Task statement
Every line that contains the word "value" should be copied out.

>> Begin

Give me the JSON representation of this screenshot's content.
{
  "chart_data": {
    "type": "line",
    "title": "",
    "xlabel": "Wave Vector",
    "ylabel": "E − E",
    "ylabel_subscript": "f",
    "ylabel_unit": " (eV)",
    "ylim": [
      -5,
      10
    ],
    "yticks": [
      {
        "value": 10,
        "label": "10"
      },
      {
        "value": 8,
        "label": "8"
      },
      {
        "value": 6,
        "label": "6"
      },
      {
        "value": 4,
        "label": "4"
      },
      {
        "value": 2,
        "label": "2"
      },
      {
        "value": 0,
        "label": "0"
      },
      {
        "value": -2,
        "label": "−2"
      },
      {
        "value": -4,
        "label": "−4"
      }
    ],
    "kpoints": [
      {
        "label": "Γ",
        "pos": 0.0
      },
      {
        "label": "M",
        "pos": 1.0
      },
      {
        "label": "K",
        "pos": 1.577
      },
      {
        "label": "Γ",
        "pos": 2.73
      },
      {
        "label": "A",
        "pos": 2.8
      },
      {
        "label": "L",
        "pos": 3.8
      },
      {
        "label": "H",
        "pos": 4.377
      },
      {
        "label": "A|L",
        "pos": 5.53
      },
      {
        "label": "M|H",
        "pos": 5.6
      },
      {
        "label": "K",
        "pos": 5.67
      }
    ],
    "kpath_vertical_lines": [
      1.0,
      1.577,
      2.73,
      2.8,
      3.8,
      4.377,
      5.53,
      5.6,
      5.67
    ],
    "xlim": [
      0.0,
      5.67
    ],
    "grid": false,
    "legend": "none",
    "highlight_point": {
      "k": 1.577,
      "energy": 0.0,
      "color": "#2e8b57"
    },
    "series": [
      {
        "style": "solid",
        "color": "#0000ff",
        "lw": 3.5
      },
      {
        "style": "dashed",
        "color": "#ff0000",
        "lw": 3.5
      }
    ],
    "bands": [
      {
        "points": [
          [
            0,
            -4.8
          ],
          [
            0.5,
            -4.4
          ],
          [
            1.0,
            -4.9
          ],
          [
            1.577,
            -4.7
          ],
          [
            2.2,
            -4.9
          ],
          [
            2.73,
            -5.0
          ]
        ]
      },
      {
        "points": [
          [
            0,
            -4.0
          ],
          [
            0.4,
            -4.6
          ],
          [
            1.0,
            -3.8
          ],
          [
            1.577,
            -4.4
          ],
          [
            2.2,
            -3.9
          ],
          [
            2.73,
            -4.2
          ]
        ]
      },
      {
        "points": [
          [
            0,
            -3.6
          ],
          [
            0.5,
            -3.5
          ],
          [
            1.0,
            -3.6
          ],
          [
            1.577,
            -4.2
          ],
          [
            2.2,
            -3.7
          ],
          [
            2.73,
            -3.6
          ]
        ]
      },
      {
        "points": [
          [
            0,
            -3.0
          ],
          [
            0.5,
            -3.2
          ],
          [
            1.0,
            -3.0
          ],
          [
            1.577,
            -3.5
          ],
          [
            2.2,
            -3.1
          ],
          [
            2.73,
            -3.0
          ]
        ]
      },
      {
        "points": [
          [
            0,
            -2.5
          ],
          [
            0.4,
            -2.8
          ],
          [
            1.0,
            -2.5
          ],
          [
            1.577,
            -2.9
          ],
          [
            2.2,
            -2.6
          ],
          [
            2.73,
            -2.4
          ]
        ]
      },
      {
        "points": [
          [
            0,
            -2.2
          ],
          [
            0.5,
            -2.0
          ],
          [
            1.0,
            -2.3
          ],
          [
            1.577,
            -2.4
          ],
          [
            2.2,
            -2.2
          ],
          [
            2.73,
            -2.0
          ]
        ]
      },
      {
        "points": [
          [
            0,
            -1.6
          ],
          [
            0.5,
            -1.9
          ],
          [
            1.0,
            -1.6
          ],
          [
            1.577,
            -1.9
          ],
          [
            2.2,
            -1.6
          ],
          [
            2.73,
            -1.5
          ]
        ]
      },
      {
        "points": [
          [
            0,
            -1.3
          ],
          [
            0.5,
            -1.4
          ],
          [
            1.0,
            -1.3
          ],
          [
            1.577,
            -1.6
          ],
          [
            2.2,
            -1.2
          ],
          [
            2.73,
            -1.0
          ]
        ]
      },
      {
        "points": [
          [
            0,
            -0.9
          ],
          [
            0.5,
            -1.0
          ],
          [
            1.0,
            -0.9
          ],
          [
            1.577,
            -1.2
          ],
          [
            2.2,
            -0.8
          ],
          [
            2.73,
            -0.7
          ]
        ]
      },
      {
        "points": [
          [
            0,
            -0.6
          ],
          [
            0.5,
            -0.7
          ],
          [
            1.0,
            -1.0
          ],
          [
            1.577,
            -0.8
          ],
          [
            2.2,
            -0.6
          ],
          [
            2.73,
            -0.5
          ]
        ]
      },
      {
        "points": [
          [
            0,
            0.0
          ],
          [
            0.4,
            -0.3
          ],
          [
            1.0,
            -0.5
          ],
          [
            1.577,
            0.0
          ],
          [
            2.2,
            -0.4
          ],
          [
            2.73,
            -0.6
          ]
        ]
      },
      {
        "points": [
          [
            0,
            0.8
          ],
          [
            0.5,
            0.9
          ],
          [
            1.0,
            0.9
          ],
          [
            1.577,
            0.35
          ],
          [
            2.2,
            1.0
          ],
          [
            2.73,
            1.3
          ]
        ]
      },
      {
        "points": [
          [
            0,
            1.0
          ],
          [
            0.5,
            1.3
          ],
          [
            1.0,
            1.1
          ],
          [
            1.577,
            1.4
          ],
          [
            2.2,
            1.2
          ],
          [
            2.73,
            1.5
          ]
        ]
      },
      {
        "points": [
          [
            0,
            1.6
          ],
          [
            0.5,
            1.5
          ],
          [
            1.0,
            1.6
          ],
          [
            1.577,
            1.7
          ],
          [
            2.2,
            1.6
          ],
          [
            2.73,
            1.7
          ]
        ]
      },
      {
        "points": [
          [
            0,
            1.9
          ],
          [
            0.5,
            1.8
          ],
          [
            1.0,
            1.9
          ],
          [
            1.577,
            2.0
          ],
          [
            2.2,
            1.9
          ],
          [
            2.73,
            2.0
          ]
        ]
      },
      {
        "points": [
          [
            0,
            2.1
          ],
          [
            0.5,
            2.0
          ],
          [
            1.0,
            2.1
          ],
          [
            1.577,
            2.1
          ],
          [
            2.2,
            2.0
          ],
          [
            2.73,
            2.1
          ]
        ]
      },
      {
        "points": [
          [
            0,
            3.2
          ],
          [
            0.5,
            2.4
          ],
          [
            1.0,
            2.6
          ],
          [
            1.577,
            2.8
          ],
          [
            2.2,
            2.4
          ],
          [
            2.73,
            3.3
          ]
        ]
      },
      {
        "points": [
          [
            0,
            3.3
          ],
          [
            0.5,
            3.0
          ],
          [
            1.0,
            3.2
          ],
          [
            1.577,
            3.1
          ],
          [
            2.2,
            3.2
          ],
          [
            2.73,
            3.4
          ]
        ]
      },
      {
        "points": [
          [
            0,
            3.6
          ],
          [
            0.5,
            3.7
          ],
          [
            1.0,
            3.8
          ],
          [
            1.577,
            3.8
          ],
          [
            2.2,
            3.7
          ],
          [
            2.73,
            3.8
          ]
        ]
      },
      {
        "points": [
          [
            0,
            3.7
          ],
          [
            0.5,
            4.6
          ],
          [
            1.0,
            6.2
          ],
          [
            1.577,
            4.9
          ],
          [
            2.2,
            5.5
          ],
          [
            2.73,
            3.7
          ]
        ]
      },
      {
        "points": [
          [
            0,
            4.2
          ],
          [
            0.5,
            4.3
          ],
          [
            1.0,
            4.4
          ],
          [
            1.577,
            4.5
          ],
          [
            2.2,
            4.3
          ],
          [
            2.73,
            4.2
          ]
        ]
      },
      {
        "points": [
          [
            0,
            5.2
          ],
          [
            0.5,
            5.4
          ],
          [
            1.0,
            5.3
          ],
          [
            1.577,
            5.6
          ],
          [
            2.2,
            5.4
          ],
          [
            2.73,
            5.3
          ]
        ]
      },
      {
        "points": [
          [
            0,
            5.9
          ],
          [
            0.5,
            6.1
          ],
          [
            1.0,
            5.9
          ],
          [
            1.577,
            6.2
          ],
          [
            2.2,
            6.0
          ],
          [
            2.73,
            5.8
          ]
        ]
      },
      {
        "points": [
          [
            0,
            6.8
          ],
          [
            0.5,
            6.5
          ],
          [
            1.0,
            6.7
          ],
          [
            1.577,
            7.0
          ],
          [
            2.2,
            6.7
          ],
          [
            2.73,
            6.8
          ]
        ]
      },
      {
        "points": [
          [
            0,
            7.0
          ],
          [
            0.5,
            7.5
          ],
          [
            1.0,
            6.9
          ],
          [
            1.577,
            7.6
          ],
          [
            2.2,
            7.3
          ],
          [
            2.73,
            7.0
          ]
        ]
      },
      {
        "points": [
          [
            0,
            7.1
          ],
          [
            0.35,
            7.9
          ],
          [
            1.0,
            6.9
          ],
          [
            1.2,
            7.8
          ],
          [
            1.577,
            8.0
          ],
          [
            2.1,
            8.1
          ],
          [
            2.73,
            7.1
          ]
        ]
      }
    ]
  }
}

>> End

Task response
        "value": 10,
        "value": 8,
        "value": 6,
        "value": 4,
        "value": 2,
        "value": 0,
        "value": -2,
        "value": -4,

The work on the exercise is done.